What to produce:
Format every line of the entries below as a Markdown table with the columns No. and Line, numbering each nonblank line and skipping blank lines. Leave the pictures out of the table.

Records to process:
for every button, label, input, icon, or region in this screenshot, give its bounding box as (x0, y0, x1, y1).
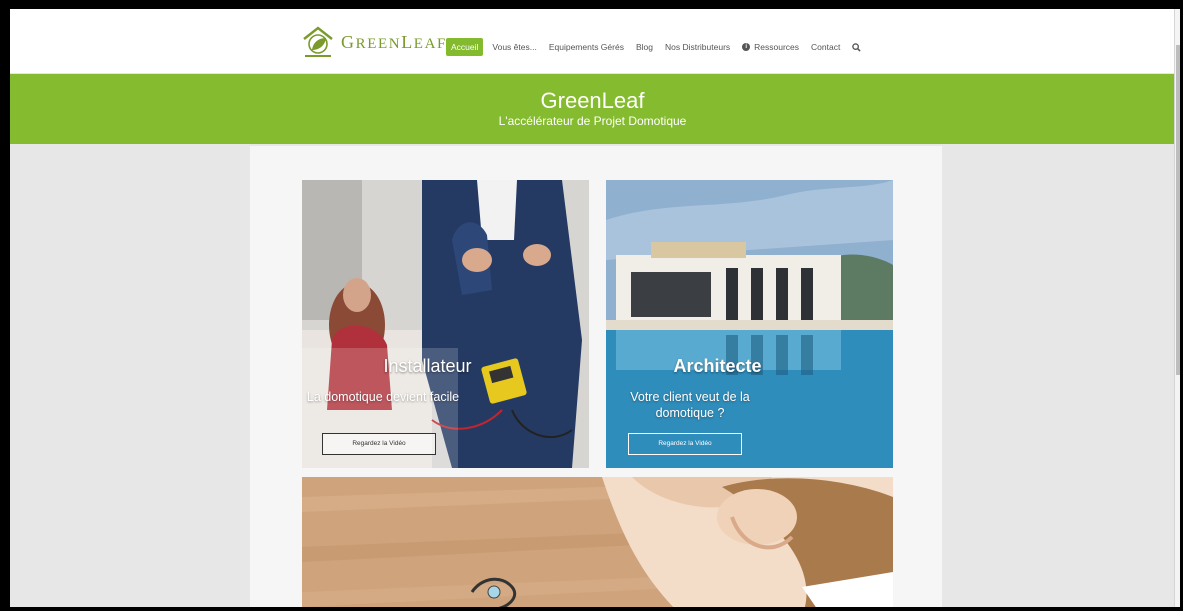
nav-item-accueil[interactable]: Accueil (446, 38, 484, 56)
site-header: GREENLEAF Accueil Vous êtes... Equipemen… (10, 9, 1175, 74)
woman-photo (302, 477, 893, 607)
logo[interactable]: GREENLEAF (301, 24, 447, 60)
tile-text: La domotique devient facile (306, 390, 460, 404)
nav-item-contact[interactable]: Contact (811, 42, 840, 52)
tile-text: Votre client veut de la domotique ? (630, 390, 750, 420)
leaf-house-logo-icon (303, 26, 333, 57)
tile-architecte[interactable]: Architecte Votre client veut de la domot… (606, 180, 893, 468)
watch-video-button[interactable]: Regardez la Vidéo (322, 433, 436, 455)
nav-item-equipements[interactable]: Equipements Gérés (549, 42, 624, 52)
scrollbar-thumb[interactable] (1176, 45, 1180, 375)
browser-window: GREENLEAF Accueil Vous êtes... Equipemen… (10, 9, 1180, 607)
main-nav: Accueil Vous êtes... Equipements Gérés B… (446, 37, 873, 57)
hero-banner: GreenLeaf L'accélérateur de Projet Domot… (10, 74, 1175, 144)
architecte-photo (606, 180, 893, 468)
nav-item-distributeurs[interactable]: Nos Distributeurs (665, 42, 730, 52)
watch-video-button[interactable]: Regardez la Vidéo (628, 433, 742, 455)
tile-promo-image (302, 477, 893, 607)
banner-title: GreenLeaf (540, 88, 645, 113)
tile-title: Installateur (383, 356, 472, 376)
main-content: Installateur La domotique devient facile… (250, 146, 942, 607)
search-icon (852, 42, 861, 52)
logo-text: GREENLEAF (341, 31, 447, 52)
nav-item-ressources[interactable]: i Ressources (742, 42, 799, 52)
info-icon: i (742, 43, 751, 51)
search-button[interactable] (852, 42, 861, 52)
nav-item-ressources-label: Ressources (754, 42, 800, 52)
tile-installateur[interactable]: Installateur La domotique devient facile… (302, 180, 589, 468)
scrollbar[interactable] (1174, 9, 1180, 607)
banner-subtitle: L'accélérateur de Projet Domotique (498, 114, 687, 128)
nav-item-blog[interactable]: Blog (636, 42, 653, 52)
tile-title: Architecte (673, 356, 762, 376)
nav-item-vous-etes[interactable]: Vous êtes... (492, 42, 536, 52)
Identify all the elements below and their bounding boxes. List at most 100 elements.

Answer in full:
| No. | Line |
|---|---|
| 1 | for every button, label, input, icon, or region in this screenshot, give its bounding box as (x0, y0, x1, y1). |
| 2 | nav-item-accueil[interactable]: Accueil (446, 38, 484, 56) |
| 3 | site-header: GREENLEAF Accueil Vous êtes... Equipemen… (10, 9, 1175, 74) |
| 4 | woman-photo (302, 477, 893, 607) |
| 5 | logo[interactable]: GREENLEAF (301, 24, 447, 60) |
| 6 | tile-text: La domotique devient facile (306, 390, 460, 404) |
| 7 | nav-item-contact[interactable]: Contact (811, 42, 840, 52) |
| 8 | tile-text: Votre client veut de la domotique ? (630, 390, 750, 420) |
| 9 | leaf-house-logo-icon (303, 26, 333, 57) |
| 10 | tile-architecte[interactable]: Architecte Votre client veut de la domot… (606, 180, 893, 468) |
| 11 | watch-video-button[interactable]: Regardez la Vidéo (322, 433, 436, 455) |
| 12 | nav-item-equipements[interactable]: Equipements Gérés (549, 42, 624, 52) |
| 13 | scrollbar-thumb[interactable] (1176, 45, 1180, 375) |
| 14 | browser-window: GREENLEAF Accueil Vous êtes... Equipemen… (10, 9, 1180, 607) |
| 15 | main-nav: Accueil Vous êtes... Equipements Gérés B… (446, 37, 873, 57) |
| 16 | hero-banner: GreenLeaf L'accélérateur de Projet Domot… (10, 74, 1175, 144) |
| 17 | architecte-photo (606, 180, 893, 468) |
| 18 | nav-item-distributeurs[interactable]: Nos Distributeurs (665, 42, 730, 52) |
| 19 | watch-video-button[interactable]: Regardez la Vidéo (628, 433, 742, 455) |
| 20 | tile-promo-image (302, 477, 893, 607) |
| 21 | banner-title: GreenLeaf (540, 88, 645, 113) |
| 22 | tile-title: Installateur (383, 356, 472, 376) |
| 23 | main-content: Installateur La domotique devient facile… (250, 146, 942, 607) |
| 24 | search-icon (852, 42, 861, 52) |
| 25 | logo-text: GREENLEAF (341, 31, 447, 52) |
| 26 | nav-item-ressources[interactable]: i Ressources (742, 42, 799, 52) |
| 27 | info-icon: i (742, 43, 751, 51) |
| 28 | search-button[interactable] (852, 42, 861, 52) |
| 29 | nav-item-ressources-label: Ressources (754, 42, 800, 52) |
| 30 | tile-installateur[interactable]: Installateur La domotique devient facile… (302, 180, 589, 468) |
| 31 | scrollbar[interactable] (1174, 9, 1180, 607) |
| 32 | banner-subtitle: L'accélérateur de Projet Domotique (498, 114, 687, 128) |
| 33 | nav-item-blog[interactable]: Blog (636, 42, 653, 52) |
| 34 | tile-title: Architecte (673, 356, 762, 376) |
| 35 | nav-item-vous-etes[interactable]: Vous êtes... (492, 42, 536, 52) |
| 36 | Identify all the elements below and their bounding boxes. List at most 100 elements. |